## Your objective
State the number of lines that hold the string "this", with nothing added.

========

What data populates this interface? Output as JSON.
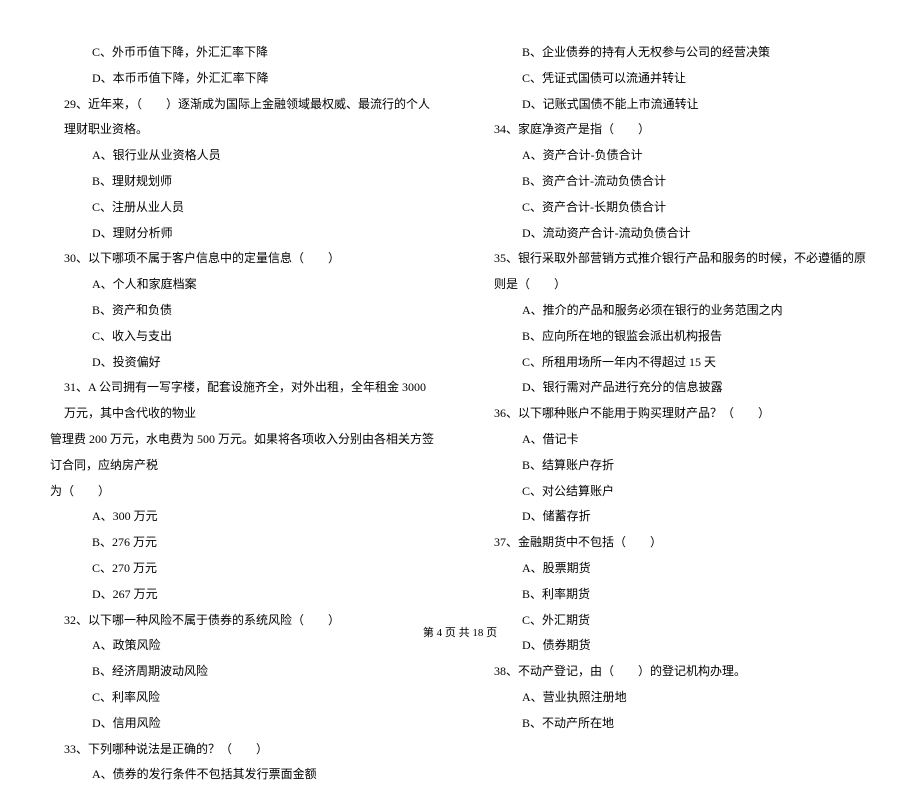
{
  "left": {
    "l1": "C、外币币值下降，外汇汇率下降",
    "l2": "D、本币币值下降，外汇汇率下降",
    "l3": "29、近年来，（　　）逐渐成为国际上金融领域最权威、最流行的个人理财职业资格。",
    "l4": "A、银行业从业资格人员",
    "l5": "B、理财规划师",
    "l6": "C、注册从业人员",
    "l7": "D、理财分析师",
    "l8": "30、以下哪项不属于客户信息中的定量信息（　　）",
    "l9": "A、个人和家庭档案",
    "l10": "B、资产和负债",
    "l11": "C、收入与支出",
    "l12": "D、投资偏好",
    "l13a": "31、A 公司拥有一写字楼，配套设施齐全，对外出租，全年租金 3000 万元，其中含代收的物业",
    "l13b": "管理费 200 万元，水电费为 500 万元。如果将各项收入分别由各相关方签订合同，应纳房产税",
    "l13c": "为（　　）",
    "l14": "A、300 万元",
    "l15": "B、276 万元",
    "l16": "C、270 万元",
    "l17": "D、267 万元",
    "l18": "32、以下哪一种风险不属于债券的系统风险（　　）",
    "l19": "A、政策风险",
    "l20": "B、经济周期波动风险",
    "l21": "C、利率风险",
    "l22": "D、信用风险",
    "l23": "33、下列哪种说法是正确的？（　　）",
    "l24": "A、债券的发行条件不包括其发行票面金额"
  },
  "right": {
    "r1": "B、企业债券的持有人无权参与公司的经营决策",
    "r2": "C、凭证式国债可以流通并转让",
    "r3": "D、记账式国债不能上市流通转让",
    "r4": "34、家庭净资产是指（　　）",
    "r5": "A、资产合计-负债合计",
    "r6": "B、资产合计-流动负债合计",
    "r7": "C、资产合计-长期负债合计",
    "r8": "D、流动资产合计-流动负债合计",
    "r9": "35、银行采取外部营销方式推介银行产品和服务的时候，不必遵循的原则是（　　）",
    "r10": "A、推介的产品和服务必须在银行的业务范围之内",
    "r11": "B、应向所在地的银监会派出机构报告",
    "r12": "C、所租用场所一年内不得超过 15 天",
    "r13": "D、银行需对产品进行充分的信息披露",
    "r14": "36、以下哪种账户不能用于购买理财产品？（　　）",
    "r15": "A、借记卡",
    "r16": "B、结算账户存折",
    "r17": "C、对公结算账户",
    "r18": "D、储蓄存折",
    "r19": "37、金融期货中不包括（　　）",
    "r20": "A、股票期货",
    "r21": "B、利率期货",
    "r22": "C、外汇期货",
    "r23": "D、债券期货",
    "r24": "38、不动产登记，由（　　）的登记机构办理。",
    "r25": "A、营业执照注册地",
    "r26": "B、不动产所在地"
  },
  "footer": "第 4 页 共 18 页"
}
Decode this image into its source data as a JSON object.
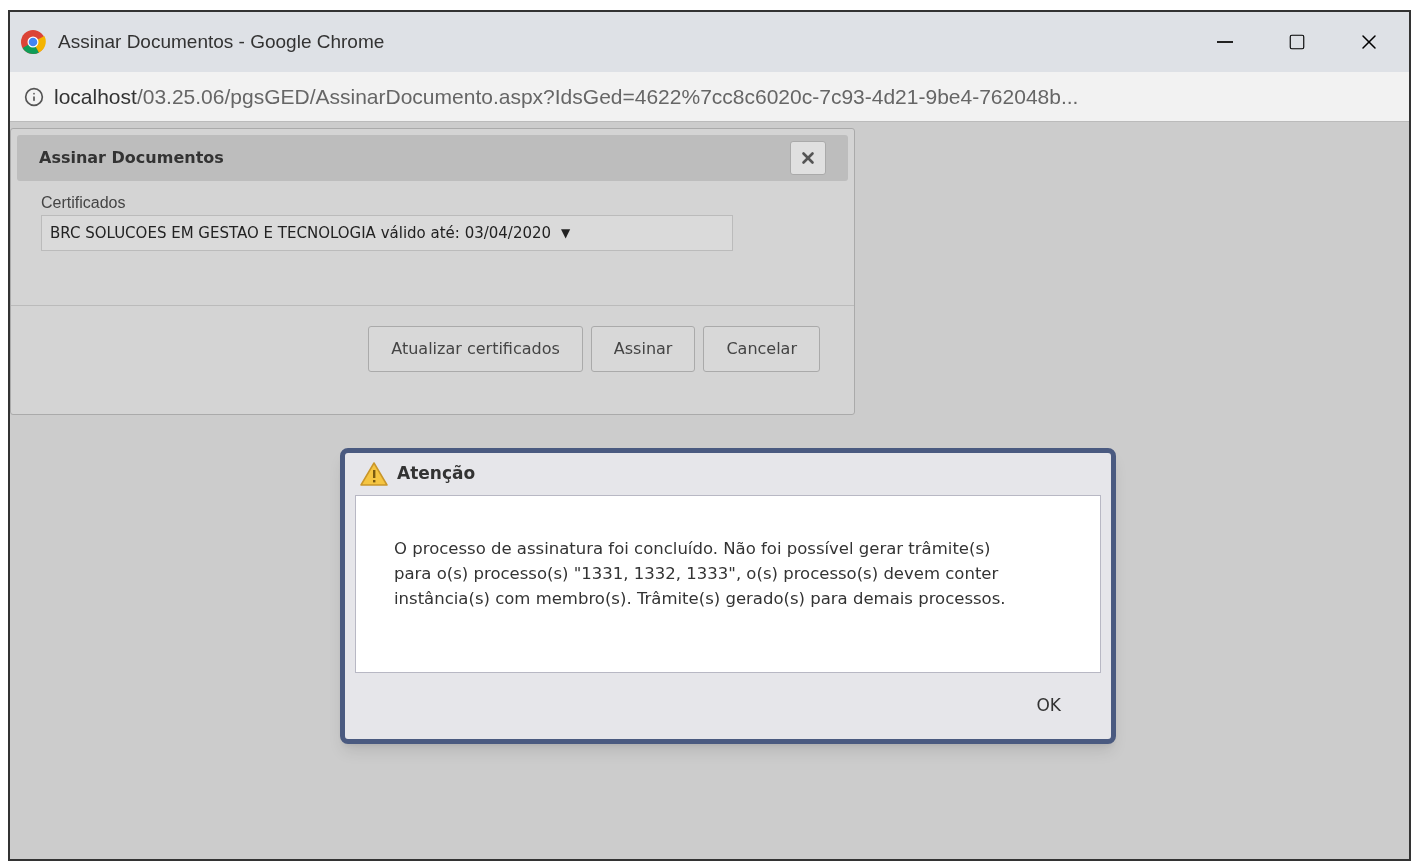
{
  "window": {
    "title": "Assinar Documentos - Google Chrome"
  },
  "address_bar": {
    "host": "localhost",
    "path": "/03.25.06/pgsGED/AssinarDocumento.aspx?IdsGed=4622%7cc8c6020c-7c93-4d21-9be4-762048b..."
  },
  "sign_dialog": {
    "title": "Assinar Documentos",
    "field_label": "Certificados",
    "certificate_value": "BRC SOLUCOES EM GESTAO E TECNOLOGIA válido até: 03/04/2020",
    "dropdown_glyph": "▼",
    "buttons": [
      "Atualizar certificados",
      "Assinar",
      "Cancelar"
    ]
  },
  "alert_dialog": {
    "title": "Atenção",
    "message": "O processo de assinatura foi concluído. Não foi possível gerar trâmite(s) para o(s) processo(s) \"1331, 1332, 1333\", o(s) processo(s) devem conter instância(s) com membro(s). Trâmite(s) gerado(s) para demais processos.",
    "button": "OK"
  }
}
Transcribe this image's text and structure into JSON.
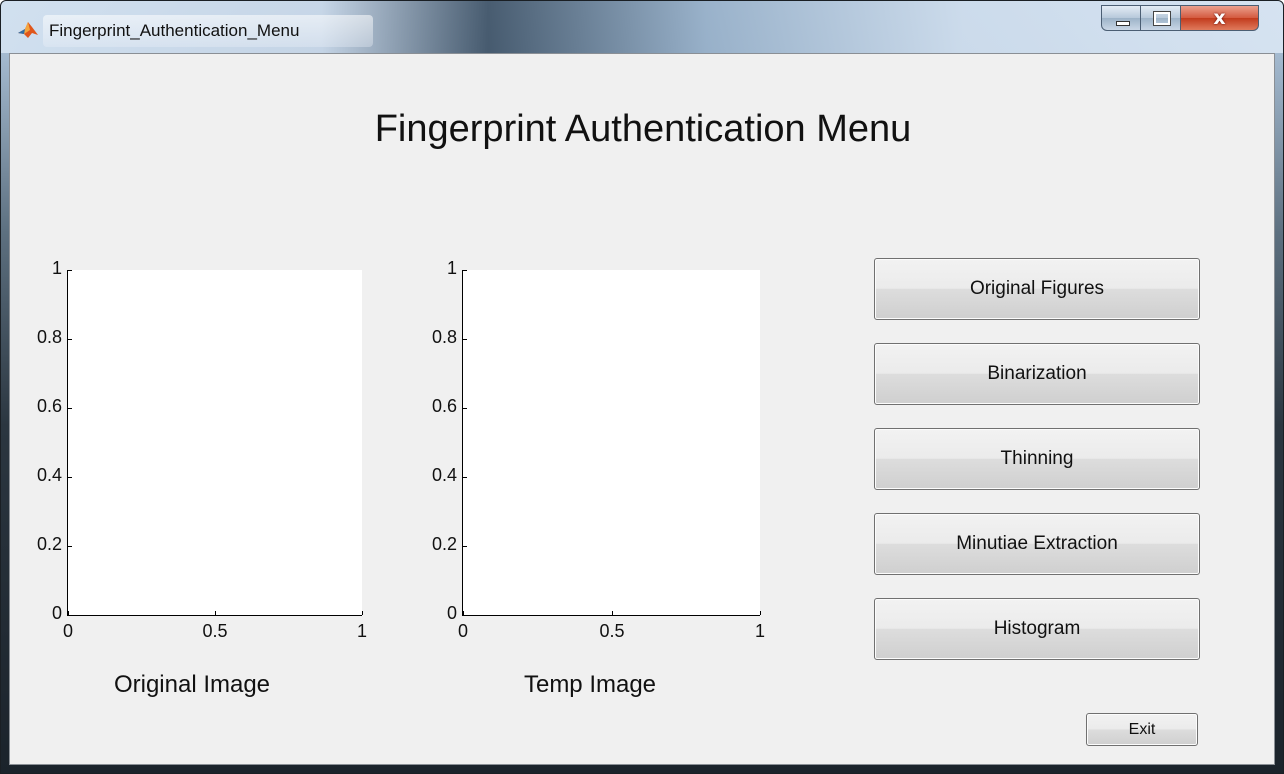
{
  "window": {
    "title": "Fingerprint_Authentication_Menu",
    "close_glyph": "x"
  },
  "main": {
    "title": "Fingerprint Authentication Menu"
  },
  "axes": [
    {
      "caption": "Original Image",
      "xticks": [
        "0",
        "0.5",
        "1"
      ],
      "yticks": [
        "0",
        "0.2",
        "0.4",
        "0.6",
        "0.8",
        "1"
      ]
    },
    {
      "caption": "Temp Image",
      "xticks": [
        "0",
        "0.5",
        "1"
      ],
      "yticks": [
        "0",
        "0.2",
        "0.4",
        "0.6",
        "0.8",
        "1"
      ]
    }
  ],
  "buttons": [
    {
      "label": "Original Figures"
    },
    {
      "label": "Binarization"
    },
    {
      "label": "Thinning"
    },
    {
      "label": "Minutiae Extraction"
    },
    {
      "label": "Histogram"
    }
  ],
  "exit_label": "Exit",
  "colors": {
    "client_bg": "#f0f0f0",
    "plot_bg": "#ffffff",
    "close_button": "#c23b1d"
  },
  "icons": {
    "app": "matlab-icon",
    "minimize": "minimize-icon",
    "maximize": "maximize-icon",
    "close": "close-icon"
  }
}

========

## Output below
3